• _Required work_: Pictures stay out; everything else in the records below is copied exactly.

----

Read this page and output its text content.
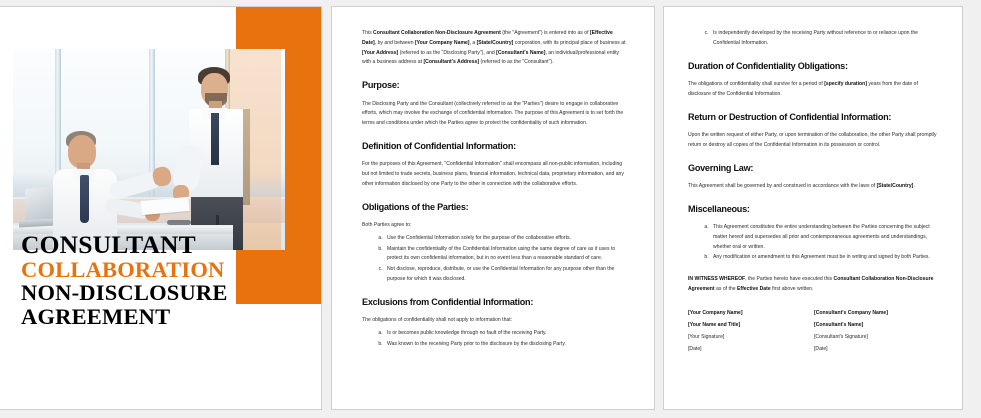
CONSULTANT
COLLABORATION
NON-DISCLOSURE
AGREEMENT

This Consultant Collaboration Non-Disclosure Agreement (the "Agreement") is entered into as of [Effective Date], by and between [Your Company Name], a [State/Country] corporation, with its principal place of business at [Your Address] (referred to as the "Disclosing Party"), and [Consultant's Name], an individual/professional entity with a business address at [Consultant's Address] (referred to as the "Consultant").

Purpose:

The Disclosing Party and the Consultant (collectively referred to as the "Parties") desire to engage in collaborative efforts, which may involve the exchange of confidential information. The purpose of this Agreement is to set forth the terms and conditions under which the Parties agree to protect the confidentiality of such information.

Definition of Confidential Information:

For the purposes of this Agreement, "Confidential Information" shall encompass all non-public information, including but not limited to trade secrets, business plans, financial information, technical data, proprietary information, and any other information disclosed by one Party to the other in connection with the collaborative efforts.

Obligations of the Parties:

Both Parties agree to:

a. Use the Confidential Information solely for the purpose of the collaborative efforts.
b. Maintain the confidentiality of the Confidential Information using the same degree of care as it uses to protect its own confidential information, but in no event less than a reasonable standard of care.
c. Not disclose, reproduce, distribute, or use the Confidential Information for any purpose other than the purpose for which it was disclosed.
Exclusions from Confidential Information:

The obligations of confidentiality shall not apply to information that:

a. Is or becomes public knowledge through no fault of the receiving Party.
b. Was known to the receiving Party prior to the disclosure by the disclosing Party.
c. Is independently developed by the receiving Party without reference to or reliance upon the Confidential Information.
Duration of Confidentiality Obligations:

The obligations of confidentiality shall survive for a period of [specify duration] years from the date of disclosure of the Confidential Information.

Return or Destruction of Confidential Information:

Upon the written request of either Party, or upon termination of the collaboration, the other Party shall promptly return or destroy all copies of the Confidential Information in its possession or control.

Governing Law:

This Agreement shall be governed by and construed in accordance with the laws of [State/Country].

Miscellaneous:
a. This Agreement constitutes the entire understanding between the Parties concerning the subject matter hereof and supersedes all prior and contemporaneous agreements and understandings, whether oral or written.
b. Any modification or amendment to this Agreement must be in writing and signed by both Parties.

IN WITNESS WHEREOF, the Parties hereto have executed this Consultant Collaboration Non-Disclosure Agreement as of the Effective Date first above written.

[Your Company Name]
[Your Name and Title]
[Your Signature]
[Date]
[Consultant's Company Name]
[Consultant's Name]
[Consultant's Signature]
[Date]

----

• _Solved problem_:
Read this page and output its text content.
CONSULTANT
COLLABORATION
NON-DISCLOSURE
AGREEMENT

This Consultant Collaboration Non-Disclosure Agreement (the "Agreement") is entered into as of [Effective Date], by and between [Your Company Name], a [State/Country] corporation, with its principal place of business at [Your Address] (referred to as the "Disclosing Party"), and [Consultant's Name], an individual/professional entity with a business address at [Consultant's Address] (referred to as the "Consultant").

Purpose:

The Disclosing Party and the Consultant (collectively referred to as the "Parties") desire to engage in collaborative efforts, which may involve the exchange of confidential information. The purpose of this Agreement is to set forth the terms and conditions under which the Parties agree to protect the confidentiality of such information.

Definition of Confidential Information:

For the purposes of this Agreement, "Confidential Information" shall encompass all non-public information, including but not limited to trade secrets, business plans, financial information, technical data, proprietary information, and any other information disclosed by one Party to the other in connection with the collaborative efforts.

Obligations of the Parties:

Both Parties agree to:

a. Use the Confidential Information solely for the purpose of the collaborative efforts.
b. Maintain the confidentiality of the Confidential Information using the same degree of care as it uses to protect its own confidential information, but in no event less than a reasonable standard of care.
c. Not disclose, reproduce, distribute, or use the Confidential Information for any purpose other than the purpose for which it was disclosed.
Exclusions from Confidential Information:

The obligations of confidentiality shall not apply to information that:

a. Is or becomes public knowledge through no fault of the receiving Party.
b. Was known to the receiving Party prior to the disclosure by the disclosing Party.
c. Is independently developed by the receiving Party without reference to or reliance upon the Confidential Information.
Duration of Confidentiality Obligations:

The obligations of confidentiality shall survive for a period of [specify duration] years from the date of disclosure of the Confidential Information.

Return or Destruction of Confidential Information:

Upon the written request of either Party, or upon termination of the collaboration, the other Party shall promptly return or destroy all copies of the Confidential Information in its possession or control.

Governing Law:

This Agreement shall be governed by and construed in accordance with the laws of [State/Country].

Miscellaneous:
a. This Agreement constitutes the entire understanding between the Parties concerning the subject matter hereof and supersedes all prior and contemporaneous agreements and understandings, whether oral or written.
b. Any modification or amendment to this Agreement must be in writing and signed by both Parties.

IN WITNESS WHEREOF, the Parties hereto have executed this Consultant Collaboration Non-Disclosure Agreement as of the Effective Date first above written.

[Your Company Name]
[Your Name and Title]
[Your Signature]
[Date]
[Consultant's Company Name]
[Consultant's Name]
[Consultant's Signature]
[Date]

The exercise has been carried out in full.